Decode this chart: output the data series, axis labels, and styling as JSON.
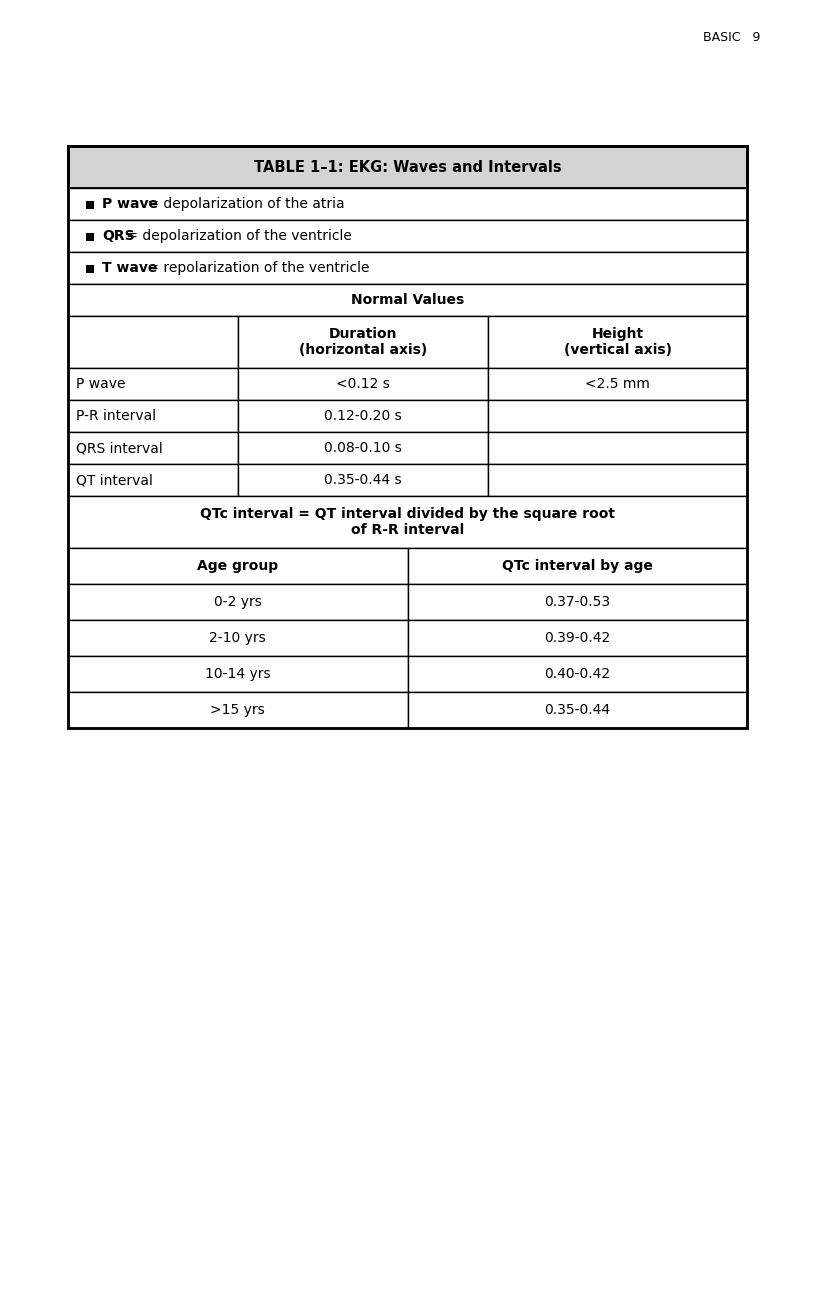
{
  "page_header": "BASIC   9",
  "table_title": "TABLE 1–1: EKG: Waves and Intervals",
  "bullet_rows": [
    {
      "bold_part": "P wave",
      "rest": " = depolarization of the atria"
    },
    {
      "bold_part": "QRS",
      "rest": " = depolarization of the ventricle"
    },
    {
      "bold_part": "T wave",
      "rest": " = repolarization of the ventricle"
    }
  ],
  "normal_values_header": "Normal Values",
  "col_headers": [
    "",
    "Duration\n(horizontal axis)",
    "Height\n(vertical axis)"
  ],
  "data_rows": [
    [
      "P wave",
      "<0.12 s",
      "<2.5 mm"
    ],
    [
      "P-R interval",
      "0.12-0.20 s",
      ""
    ],
    [
      "QRS interval",
      "0.08-0.10 s",
      ""
    ],
    [
      "QT interval",
      "0.35-0.44 s",
      ""
    ]
  ],
  "qtc_note": "QTc interval = QT interval divided by the square root\nof R-R interval",
  "age_headers": [
    "Age group",
    "QTc interval by age"
  ],
  "age_rows": [
    [
      "0-2 yrs",
      "0.37-0.53"
    ],
    [
      "2-10 yrs",
      "0.39-0.42"
    ],
    [
      "10-14 yrs",
      "0.40-0.42"
    ],
    [
      ">15 yrs",
      "0.35-0.44"
    ]
  ],
  "bg_white": "#ffffff",
  "bg_gray": "#d4d4d4",
  "border_color": "#000000",
  "text_color": "#000000",
  "title_fontsize": 10.5,
  "body_fontsize": 10,
  "header_fontsize": 10
}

◆ WHAT THIS TASK INVOLVES: Your task is to return the entries above exactly, with no pictures.

◆ WORKED ANSWER:
Decode this chart: output the data series, axis labels, and styling as JSON.
{
  "page_header": "BASIC   9",
  "table_title": "TABLE 1–1: EKG: Waves and Intervals",
  "bullet_rows": [
    {
      "bold_part": "P wave",
      "rest": " = depolarization of the atria"
    },
    {
      "bold_part": "QRS",
      "rest": " = depolarization of the ventricle"
    },
    {
      "bold_part": "T wave",
      "rest": " = repolarization of the ventricle"
    }
  ],
  "normal_values_header": "Normal Values",
  "col_headers": [
    "",
    "Duration\n(horizontal axis)",
    "Height\n(vertical axis)"
  ],
  "data_rows": [
    [
      "P wave",
      "<0.12 s",
      "<2.5 mm"
    ],
    [
      "P-R interval",
      "0.12-0.20 s",
      ""
    ],
    [
      "QRS interval",
      "0.08-0.10 s",
      ""
    ],
    [
      "QT interval",
      "0.35-0.44 s",
      ""
    ]
  ],
  "qtc_note": "QTc interval = QT interval divided by the square root\nof R-R interval",
  "age_headers": [
    "Age group",
    "QTc interval by age"
  ],
  "age_rows": [
    [
      "0-2 yrs",
      "0.37-0.53"
    ],
    [
      "2-10 yrs",
      "0.39-0.42"
    ],
    [
      "10-14 yrs",
      "0.40-0.42"
    ],
    [
      ">15 yrs",
      "0.35-0.44"
    ]
  ],
  "bg_white": "#ffffff",
  "bg_gray": "#d4d4d4",
  "border_color": "#000000",
  "text_color": "#000000",
  "title_fontsize": 10.5,
  "body_fontsize": 10,
  "header_fontsize": 10
}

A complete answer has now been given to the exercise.